> [Stated exercise]: Copy all lines below exactly as written. Leave pictures out.

Data records
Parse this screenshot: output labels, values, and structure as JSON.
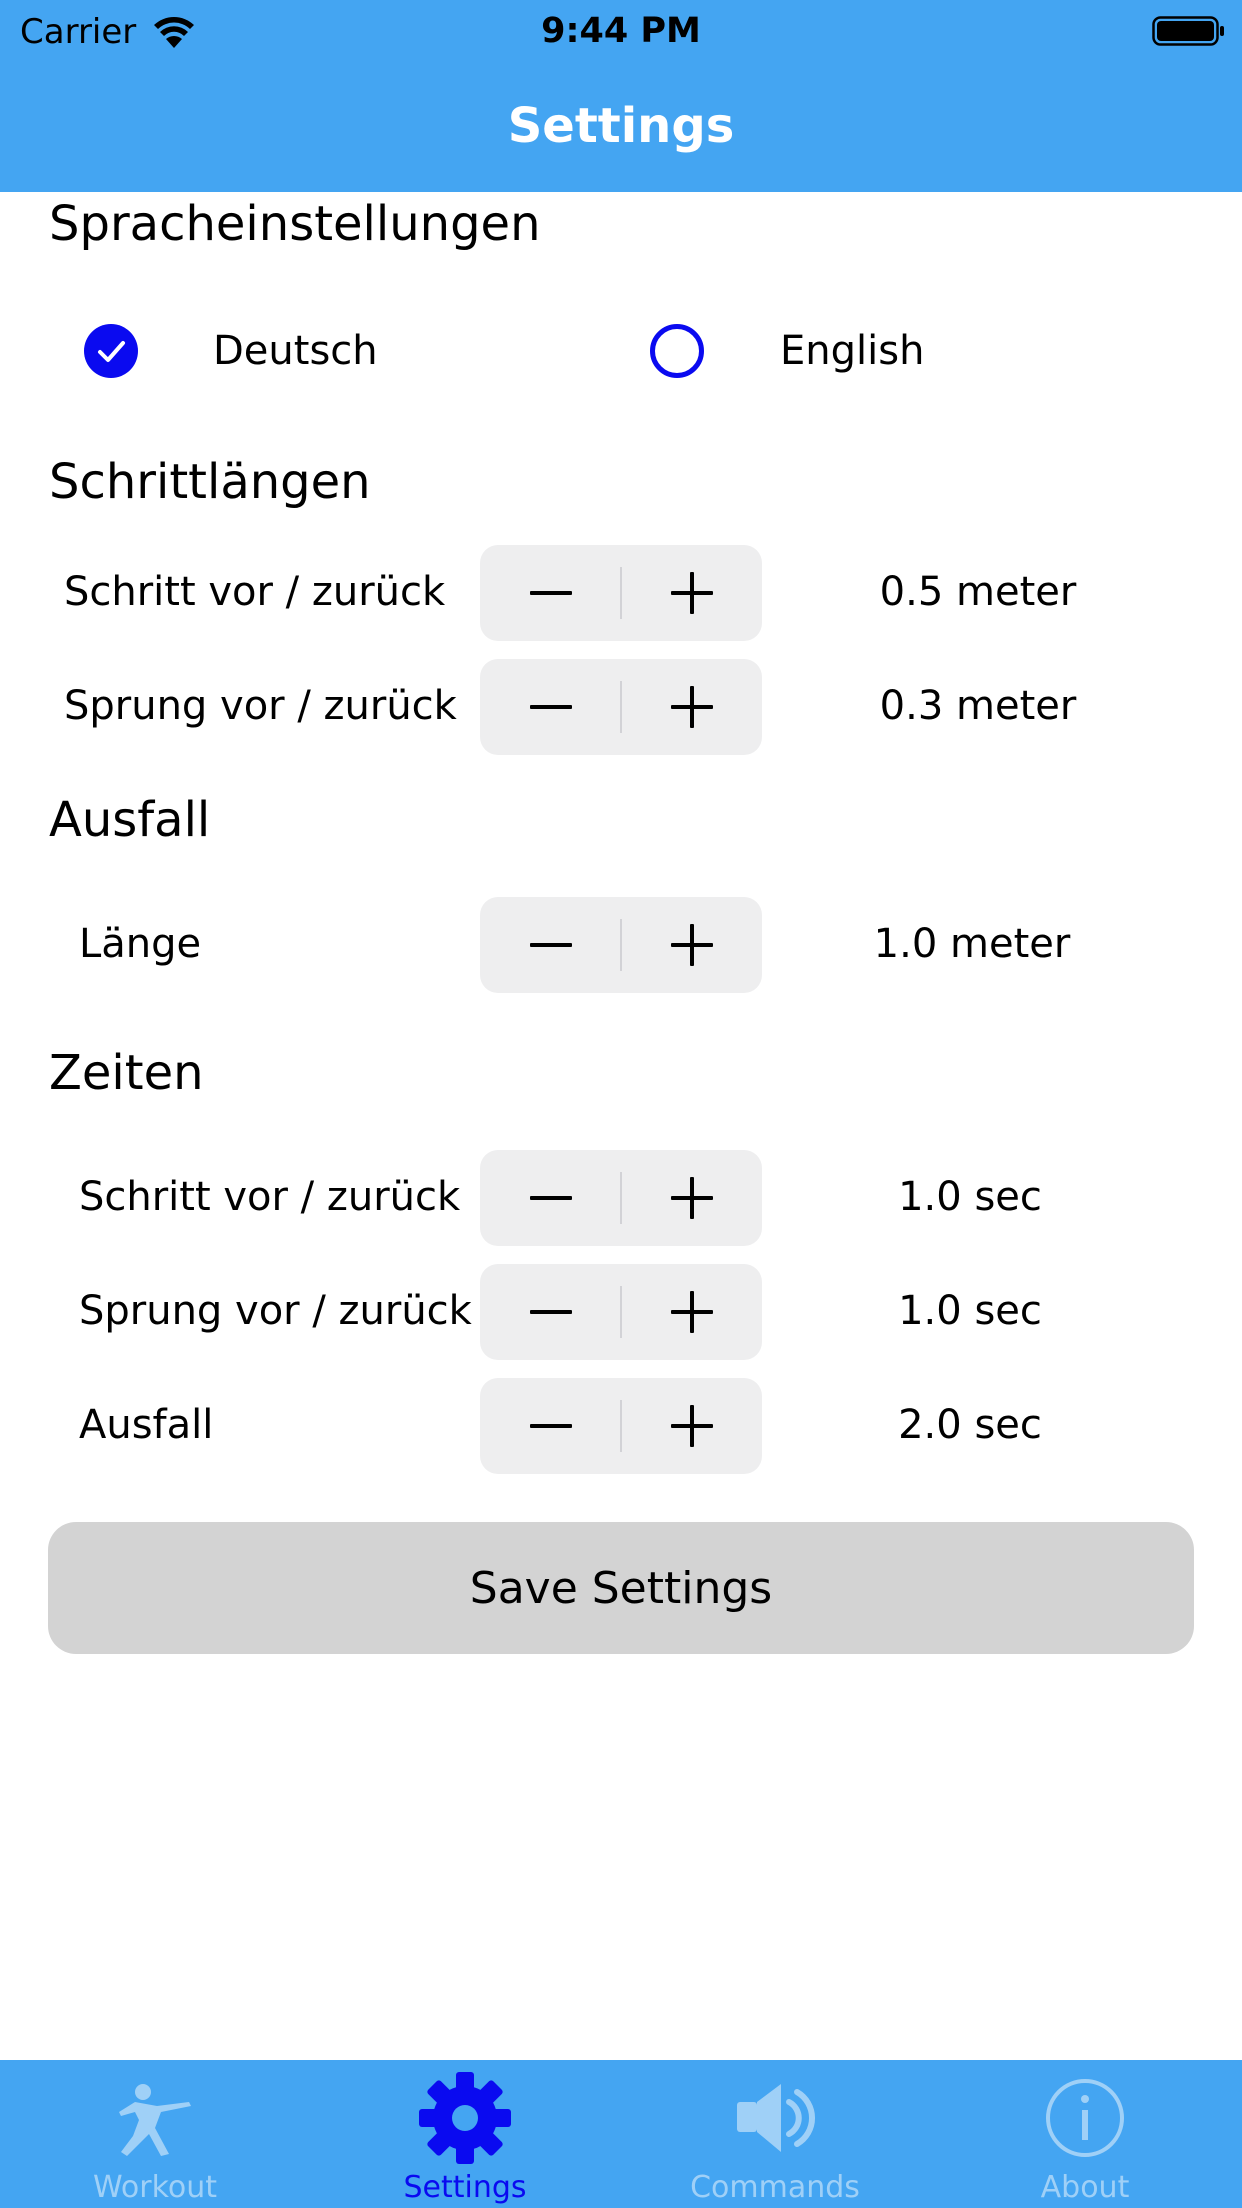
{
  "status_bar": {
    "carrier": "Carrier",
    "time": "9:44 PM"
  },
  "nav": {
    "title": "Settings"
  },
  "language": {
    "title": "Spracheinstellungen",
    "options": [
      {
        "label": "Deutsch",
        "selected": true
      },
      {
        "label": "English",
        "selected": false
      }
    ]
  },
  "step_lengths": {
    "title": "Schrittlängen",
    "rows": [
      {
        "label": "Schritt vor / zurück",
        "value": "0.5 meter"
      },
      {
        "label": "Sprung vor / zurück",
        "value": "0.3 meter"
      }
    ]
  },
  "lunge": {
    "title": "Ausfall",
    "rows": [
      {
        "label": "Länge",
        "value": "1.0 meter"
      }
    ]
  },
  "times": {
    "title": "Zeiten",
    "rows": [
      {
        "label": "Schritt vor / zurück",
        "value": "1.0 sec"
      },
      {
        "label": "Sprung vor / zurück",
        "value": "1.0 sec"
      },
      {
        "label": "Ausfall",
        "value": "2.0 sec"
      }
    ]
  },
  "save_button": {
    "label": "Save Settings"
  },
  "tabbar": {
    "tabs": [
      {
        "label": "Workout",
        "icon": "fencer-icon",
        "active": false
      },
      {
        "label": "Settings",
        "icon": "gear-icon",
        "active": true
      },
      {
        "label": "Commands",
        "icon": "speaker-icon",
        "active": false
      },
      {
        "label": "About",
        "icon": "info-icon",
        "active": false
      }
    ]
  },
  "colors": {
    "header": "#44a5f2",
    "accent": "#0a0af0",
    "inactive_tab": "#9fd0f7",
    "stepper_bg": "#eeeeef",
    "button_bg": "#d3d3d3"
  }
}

> [Answer]:
Parse this screenshot: output labels, values, and structure as JSON.
{
  "status_bar": {
    "carrier": "Carrier",
    "time": "9:44 PM"
  },
  "nav": {
    "title": "Settings"
  },
  "language": {
    "title": "Spracheinstellungen",
    "options": [
      {
        "label": "Deutsch",
        "selected": true
      },
      {
        "label": "English",
        "selected": false
      }
    ]
  },
  "step_lengths": {
    "title": "Schrittlängen",
    "rows": [
      {
        "label": "Schritt vor / zurück",
        "value": "0.5 meter"
      },
      {
        "label": "Sprung vor / zurück",
        "value": "0.3 meter"
      }
    ]
  },
  "lunge": {
    "title": "Ausfall",
    "rows": [
      {
        "label": "Länge",
        "value": "1.0 meter"
      }
    ]
  },
  "times": {
    "title": "Zeiten",
    "rows": [
      {
        "label": "Schritt vor / zurück",
        "value": "1.0 sec"
      },
      {
        "label": "Sprung vor / zurück",
        "value": "1.0 sec"
      },
      {
        "label": "Ausfall",
        "value": "2.0 sec"
      }
    ]
  },
  "save_button": {
    "label": "Save Settings"
  },
  "tabbar": {
    "tabs": [
      {
        "label": "Workout",
        "icon": "fencer-icon",
        "active": false
      },
      {
        "label": "Settings",
        "icon": "gear-icon",
        "active": true
      },
      {
        "label": "Commands",
        "icon": "speaker-icon",
        "active": false
      },
      {
        "label": "About",
        "icon": "info-icon",
        "active": false
      }
    ]
  },
  "colors": {
    "header": "#44a5f2",
    "accent": "#0a0af0",
    "inactive_tab": "#9fd0f7",
    "stepper_bg": "#eeeeef",
    "button_bg": "#d3d3d3"
  }
}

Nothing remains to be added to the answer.